■ Directive 1
List every word or passage in the moai text that appears inside quotation marks.

— start Text to read —

Marc took issue, on the basis of his own experience working with monumental statuary, and suggested that the simpler explanation for the broken moai was that they had fallen off their log-roller sledges. "Marble or basalt," he said, "it makes no odds, all large stone works are fantastically brittle." We'd only seen a few close up, but already I was being disabused of some of the assumptions I had made on the basis of the photographic record.

For one, I'd been under the impression that the moai were so highly stylised as to be devoid of expression or personality. This was certainly not the case. Every moai we encountered on Easter Island had its own unique "personality". Both Marc and I found it best to encounter them as individuals and, while three main "styles" have been identified by archaeologists, the most resonant thing was that when standing in among them it was as if one was at a cocktail party, trapped in a conversational group of three-metre-high ancients, their complexions coarsened by salt-sea winds and their chins sporting goatees of lichen.

— end Text to read —
— start Material to process —

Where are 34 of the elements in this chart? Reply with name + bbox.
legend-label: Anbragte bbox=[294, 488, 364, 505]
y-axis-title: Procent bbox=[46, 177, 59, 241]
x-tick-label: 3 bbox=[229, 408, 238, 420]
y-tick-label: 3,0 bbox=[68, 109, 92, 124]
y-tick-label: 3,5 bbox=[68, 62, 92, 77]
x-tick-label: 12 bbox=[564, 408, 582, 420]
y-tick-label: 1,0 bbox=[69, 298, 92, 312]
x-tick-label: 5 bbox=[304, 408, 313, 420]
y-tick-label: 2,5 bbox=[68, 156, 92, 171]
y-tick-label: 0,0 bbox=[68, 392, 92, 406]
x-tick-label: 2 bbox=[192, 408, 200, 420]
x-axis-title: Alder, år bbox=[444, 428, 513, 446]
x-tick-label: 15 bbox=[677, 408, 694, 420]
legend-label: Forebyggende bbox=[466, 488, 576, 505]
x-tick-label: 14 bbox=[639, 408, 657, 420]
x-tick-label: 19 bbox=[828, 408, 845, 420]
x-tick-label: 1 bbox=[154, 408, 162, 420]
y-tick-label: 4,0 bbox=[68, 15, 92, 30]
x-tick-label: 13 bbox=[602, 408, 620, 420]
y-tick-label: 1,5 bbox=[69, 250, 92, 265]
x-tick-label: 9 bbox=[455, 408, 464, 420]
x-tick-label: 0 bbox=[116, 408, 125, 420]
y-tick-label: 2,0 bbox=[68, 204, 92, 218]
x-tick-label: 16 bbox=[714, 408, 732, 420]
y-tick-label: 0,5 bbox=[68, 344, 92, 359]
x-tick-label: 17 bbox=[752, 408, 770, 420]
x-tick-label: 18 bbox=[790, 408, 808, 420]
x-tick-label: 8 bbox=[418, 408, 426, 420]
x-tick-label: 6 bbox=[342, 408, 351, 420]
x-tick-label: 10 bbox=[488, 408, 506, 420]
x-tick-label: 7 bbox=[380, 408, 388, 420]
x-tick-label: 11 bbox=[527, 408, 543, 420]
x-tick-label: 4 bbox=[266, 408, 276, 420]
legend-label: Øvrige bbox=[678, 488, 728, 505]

— end Material to process —

■ Directive 2
Copy the records line for line, from their first line through the line that contains "x-tick-label: 9 bbox=[455, 408, 464, 420]".

■ Problem solution 1
- "Marble or basalt,"
- "it makes no odds, all large stone works are fantastically brittle."
- "personality"
- "styles"

■ Problem solution 2
Where are 34 of the elements in this chart? Reply with name + bbox.
legend-label: Anbragte bbox=[294, 488, 364, 505]
y-axis-title: Procent bbox=[46, 177, 59, 241]
x-tick-label: 3 bbox=[229, 408, 238, 420]
y-tick-label: 3,0 bbox=[68, 109, 92, 124]
y-tick-label: 3,5 bbox=[68, 62, 92, 77]
x-tick-label: 12 bbox=[564, 408, 582, 420]
y-tick-label: 1,0 bbox=[69, 298, 92, 312]
x-tick-label: 5 bbox=[304, 408, 313, 420]
y-tick-label: 2,5 bbox=[68, 156, 92, 171]
y-tick-label: 0,0 bbox=[68, 392, 92, 406]
x-tick-label: 2 bbox=[192, 408, 200, 420]
x-axis-title: Alder, år bbox=[444, 428, 513, 446]
x-tick-label: 15 bbox=[677, 408, 694, 420]
legend-label: Forebyggende bbox=[466, 488, 576, 505]
x-tick-label: 14 bbox=[639, 408, 657, 420]
x-tick-label: 19 bbox=[828, 408, 845, 420]
x-tick-label: 1 bbox=[154, 408, 162, 420]
y-tick-label: 4,0 bbox=[68, 15, 92, 30]
x-tick-label: 13 bbox=[602, 408, 620, 420]
y-tick-label: 1,5 bbox=[69, 250, 92, 265]
x-tick-label: 9 bbox=[455, 408, 464, 420]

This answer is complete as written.